**SUPPLIED DATA**
-.-.-

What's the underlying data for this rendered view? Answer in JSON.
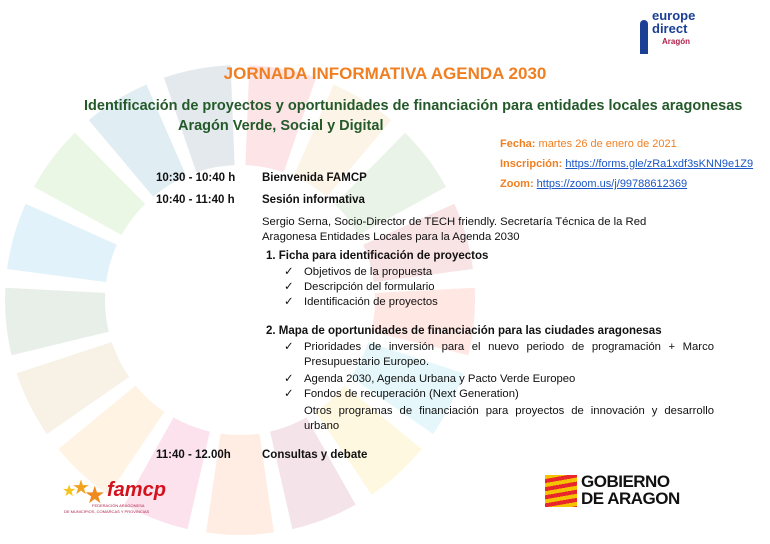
{
  "header": {
    "title": "JORNADA INFORMATIVA AGENDA 2030",
    "subtitle1": "Identificación de proyectos y oportunidades de financiación para entidades locales aragonesas",
    "subtitle2": "Aragón Verde, Social y Digital"
  },
  "logos": {
    "europe_direct": [
      "europe",
      "direct",
      "Aragón"
    ],
    "famcp": "famcp",
    "famcp_sub": [
      "FEDERACIÓN ARAGONESA",
      "DE MUNICIPIOS, COMARCAS Y PROVINCIAS"
    ],
    "gobierno": [
      "GOBIERNO",
      "DE ARAGON"
    ]
  },
  "info": {
    "fecha_label": "Fecha:",
    "fecha": " martes 26 de enero de 2021",
    "inscripcion_label": "Inscripción:",
    "inscripcion_url": "https://forms.gle/zRa1xdf3sKNN9e1Z9",
    "zoom_label": "Zoom:",
    "zoom_url": "https://zoom.us/j/99788612369"
  },
  "schedule": [
    {
      "time": "10:30 - 10:40 h",
      "title": "Bienvenida FAMCP"
    },
    {
      "time": "10:40 - 11:40 h",
      "title": "Sesión informativa"
    },
    {
      "time": "11:40 - 12.00h",
      "title": "Consultas y debate"
    }
  ],
  "speaker": "Sergio Serna, Socio-Director de TECH friendly. Secretaría Técnica de la Red Aragonesa Entidades Locales para la Agenda 2030",
  "sections": [
    {
      "title": "1.   Ficha para identificación de proyectos",
      "items": [
        "Objetivos de la propuesta",
        "Descripción del formulario",
        "Identificación de proyectos"
      ]
    },
    {
      "title": "2.   Mapa de oportunidades de financiación para las ciudades aragonesas",
      "items": [
        "Prioridades de inversión para el nuevo periodo de programación + Marco Presupuestario Europeo.",
        "Agenda 2030, Agenda Urbana y Pacto Verde Europeo",
        "Fondos de recuperación (Next Generation)",
        "Otros programas de financiación para proyectos de innovación y desarrollo urbano"
      ]
    }
  ],
  "check": "✓",
  "colors": {
    "title": "#f07f22",
    "subtitle": "#245a2a",
    "link": "#1a56c4"
  }
}
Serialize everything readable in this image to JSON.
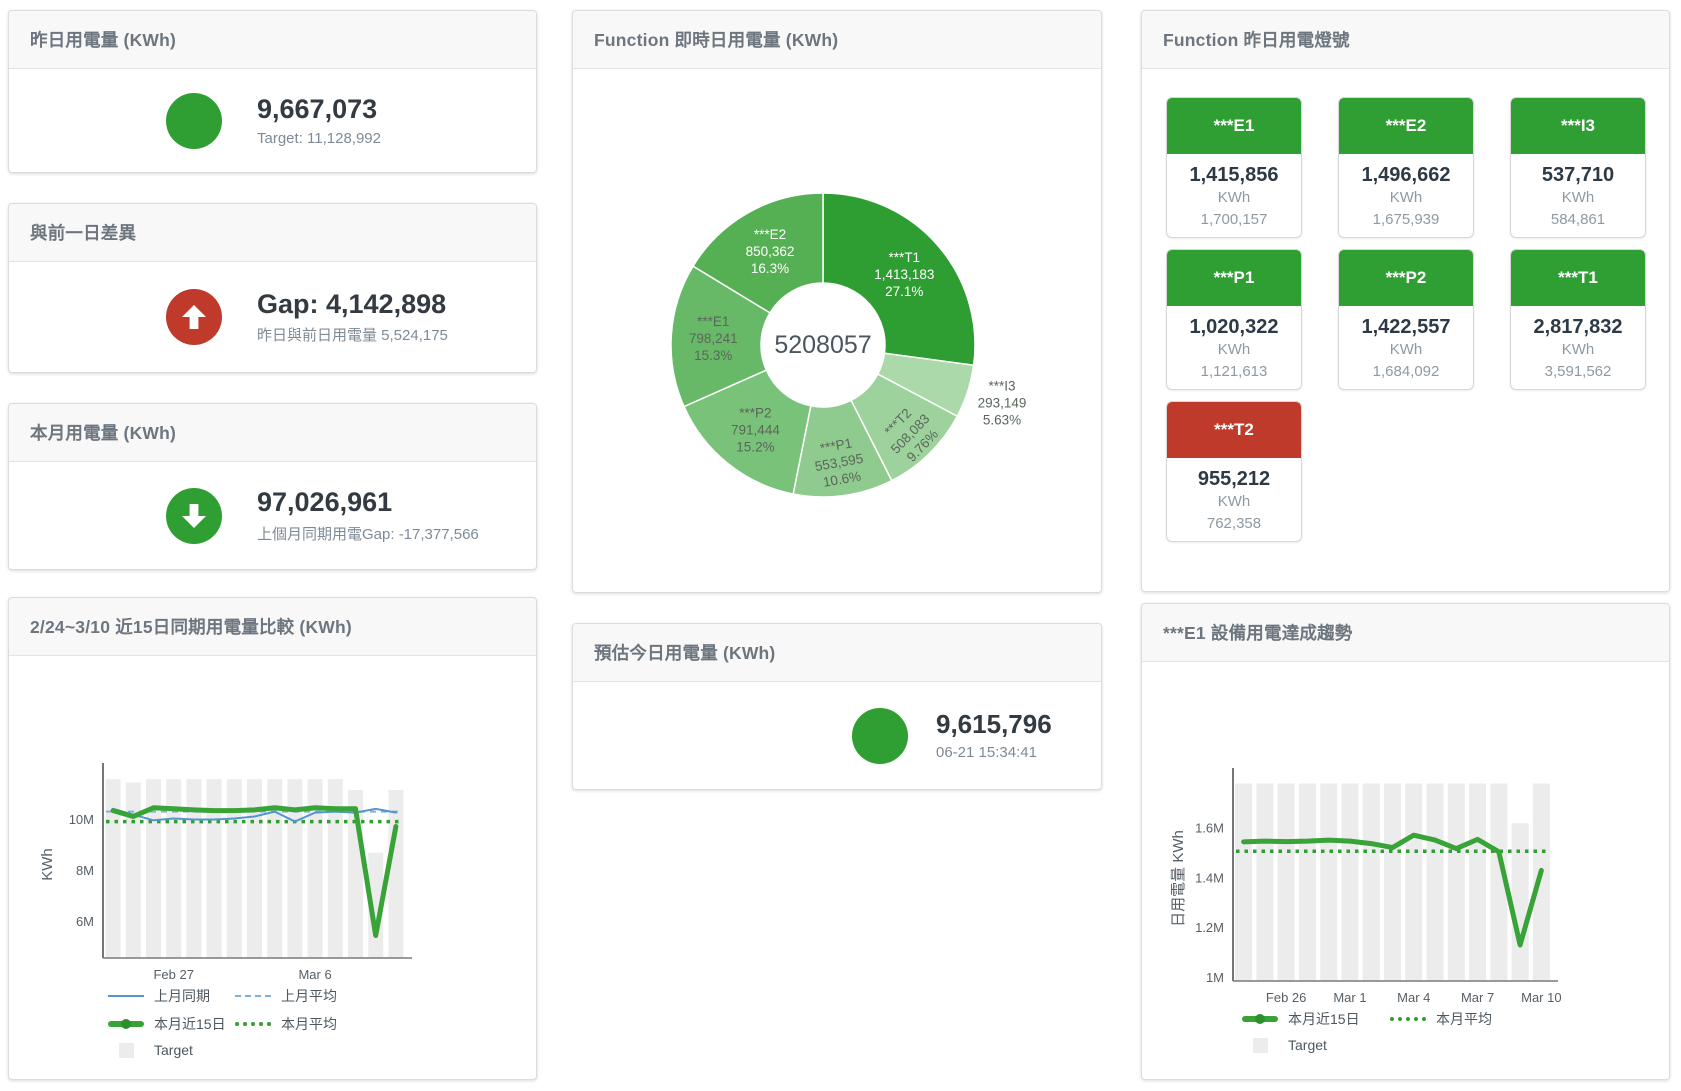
{
  "colors": {
    "green": "#2f9e33",
    "red": "#c03a2b",
    "blue": "#5595cc",
    "blue_light": "#7fb0dc",
    "green_line": "#38a336",
    "bar_gray": "#ececec"
  },
  "cards": {
    "yesterday": {
      "title": "昨日用電量 (KWh)",
      "value": "9,667,073",
      "sub": "Target: 11,128,992"
    },
    "gap": {
      "title": "與前一日差異",
      "value": "Gap: 4,142,898",
      "sub": "昨日與前日用電量 5,524,175"
    },
    "month": {
      "title": "本月用電量 (KWh)",
      "value": "97,026,961",
      "sub": "上個月同期用電Gap: -17,377,566"
    },
    "estimate": {
      "title": "預估今日用電量 (KWh)",
      "value": "9,615,796",
      "sub": "06-21 15:34:41"
    }
  },
  "lights": {
    "title": "Function 昨日用電燈號",
    "tiles": [
      {
        "name": "***E1",
        "value": "1,415,856",
        "unit": "KWh",
        "target": "1,700,157",
        "status": "green"
      },
      {
        "name": "***E2",
        "value": "1,496,662",
        "unit": "KWh",
        "target": "1,675,939",
        "status": "green"
      },
      {
        "name": "***I3",
        "value": "537,710",
        "unit": "KWh",
        "target": "584,861",
        "status": "green"
      },
      {
        "name": "***P1",
        "value": "1,020,322",
        "unit": "KWh",
        "target": "1,121,613",
        "status": "green"
      },
      {
        "name": "***P2",
        "value": "1,422,557",
        "unit": "KWh",
        "target": "1,684,092",
        "status": "green"
      },
      {
        "name": "***T1",
        "value": "2,817,832",
        "unit": "KWh",
        "target": "3,591,562",
        "status": "green"
      },
      {
        "name": "***T2",
        "value": "955,212",
        "unit": "KWh",
        "target": "762,358",
        "status": "red"
      }
    ]
  },
  "chart_data": [
    {
      "type": "pie",
      "title": "Function 即時日用電量 (KWh)",
      "center_label": "5208057",
      "legend_position": "none",
      "slices": [
        {
          "name": "***T1",
          "value": 1413183,
          "value_label": "1,413,183",
          "pct": "27.1%",
          "fraction": 27.1,
          "color": "#2e9d32",
          "label_pos": "inside",
          "label_color": "#ffffff",
          "label_r": 108,
          "rotate": 0
        },
        {
          "name": "***I3",
          "value": 293149,
          "value_label": "293,149",
          "pct": "5.63%",
          "fraction": 5.63,
          "color": "#abd9aa",
          "label_pos": "outside",
          "label_color": "#5a665b",
          "label_r": 188,
          "rotate": 0
        },
        {
          "name": "***T2",
          "value": 508083,
          "value_label": "508,083",
          "pct": "9.76%",
          "fraction": 9.76,
          "color": "#9ed29d",
          "label_pos": "inside",
          "label_color": "#5a665b",
          "label_r": 124,
          "rotate": -46
        },
        {
          "name": "***P1",
          "value": 553595,
          "value_label": "553,595",
          "pct": "10.6%",
          "fraction": 10.6,
          "color": "#8fca8e",
          "label_pos": "inside",
          "label_color": "#5a665b",
          "label_r": 118,
          "rotate": -10
        },
        {
          "name": "***P2",
          "value": 791444,
          "value_label": "791,444",
          "pct": "15.2%",
          "fraction": 15.2,
          "color": "#79c279",
          "label_pos": "inside",
          "label_color": "#5a665b",
          "label_r": 108,
          "rotate": 0
        },
        {
          "name": "***E1",
          "value": 798241,
          "value_label": "798,241",
          "pct": "15.3%",
          "fraction": 15.3,
          "color": "#67b967",
          "label_pos": "inside",
          "label_color": "#5a665b",
          "label_r": 110,
          "rotate": 0
        },
        {
          "name": "***E2",
          "value": 850362,
          "value_label": "850,362",
          "pct": "16.3%",
          "fraction": 16.3,
          "color": "#55b054",
          "label_pos": "inside",
          "label_color": "#ffffff",
          "label_r": 108,
          "rotate": 0
        }
      ]
    },
    {
      "type": "line+bar",
      "title": "2/24~3/10 近15日同期用電量比較 (KWh)",
      "ylabel": "KWh",
      "ylim": [
        4580000,
        11900000
      ],
      "grid": false,
      "yticks": [
        {
          "v": 6000000,
          "label": "6M"
        },
        {
          "v": 8000000,
          "label": "8M"
        },
        {
          "v": 10000000,
          "label": "10M"
        }
      ],
      "xticks": [
        {
          "i": 3,
          "label": "Feb 27"
        },
        {
          "i": 10,
          "label": "Mar 6"
        }
      ],
      "bars": {
        "name": "Target",
        "color": "#ececec",
        "values": [
          11580000,
          11450000,
          11580000,
          11580000,
          11580000,
          11580000,
          11580000,
          11580000,
          11580000,
          11580000,
          11580000,
          11580000,
          11160000,
          8700000,
          11160000
        ]
      },
      "hlines": [
        {
          "name": "上月平均",
          "value": 10310000,
          "color": "#7fb0dc",
          "width": 2,
          "dash": "6 5"
        },
        {
          "name": "本月平均",
          "value": 9920000,
          "color": "#2f9e33",
          "width": 3.5,
          "dash": "3.5 5"
        }
      ],
      "lines": [
        {
          "name": "上月同期",
          "color": "#5595cc",
          "width": 2,
          "values": [
            10420000,
            10190000,
            9970000,
            10040000,
            10000000,
            10000000,
            10040000,
            10120000,
            10310000,
            9920000,
            10270000,
            10310000,
            10270000,
            10420000,
            10270000
          ]
        },
        {
          "name": "本月近15日",
          "color": "#38a336",
          "width": 5,
          "values": [
            10350000,
            10120000,
            10460000,
            10420000,
            10380000,
            10350000,
            10350000,
            10380000,
            10460000,
            10380000,
            10460000,
            10420000,
            10420000,
            5460000,
            9730000
          ]
        }
      ],
      "legend": [
        [
          {
            "type": "blue-line",
            "label": "上月同期"
          },
          {
            "type": "blue-dash",
            "label": "上月平均"
          }
        ],
        [
          {
            "type": "green-line",
            "label": "本月近15日"
          },
          {
            "type": "green-dot",
            "label": "本月平均"
          }
        ],
        [
          {
            "type": "gray-square",
            "label": "Target"
          }
        ]
      ]
    },
    {
      "type": "line+bar",
      "title": "***E1 設備用電達成趨勢",
      "ylabel": "日用電量 KWh",
      "ylim": [
        985000,
        1810000
      ],
      "grid": false,
      "yticks": [
        {
          "v": 1000000,
          "label": "1M"
        },
        {
          "v": 1200000,
          "label": "1.2M"
        },
        {
          "v": 1400000,
          "label": "1.4M"
        },
        {
          "v": 1600000,
          "label": "1.6M"
        }
      ],
      "xticks": [
        {
          "i": 2,
          "label": "Feb 26"
        },
        {
          "i": 5,
          "label": "Mar 1"
        },
        {
          "i": 8,
          "label": "Mar 4"
        },
        {
          "i": 11,
          "label": "Mar 7"
        },
        {
          "i": 14,
          "label": "Mar 10"
        }
      ],
      "bars": {
        "name": "Target",
        "color": "#ececec",
        "values": [
          1780000,
          1780000,
          1780000,
          1780000,
          1780000,
          1780000,
          1780000,
          1780000,
          1780000,
          1780000,
          1780000,
          1780000,
          1780000,
          1620000,
          1780000
        ]
      },
      "hlines": [
        {
          "name": "本月平均",
          "value": 1507000,
          "color": "#2f9e33",
          "width": 3.5,
          "dash": "3.5 5"
        }
      ],
      "lines": [
        {
          "name": "本月近15日",
          "color": "#38a336",
          "width": 5,
          "values": [
            1545000,
            1548000,
            1546000,
            1548000,
            1552000,
            1548000,
            1538000,
            1522000,
            1572000,
            1552000,
            1518000,
            1555000,
            1505000,
            1130000,
            1430000
          ]
        }
      ],
      "legend": [
        [
          {
            "type": "green-line",
            "label": "本月近15日"
          },
          {
            "type": "green-dot",
            "label": "本月平均"
          }
        ],
        [
          {
            "type": "gray-square",
            "label": "Target"
          }
        ]
      ]
    }
  ]
}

-.-.-

**WHAT YOU NEED TO DO**
Lines containing the string "JSON" are to be selected and copied.

**CORRECT ANSWER**
What's the underlying data for this rendered view? Answer in JSON.
Serialize everything readable in this image to JSON.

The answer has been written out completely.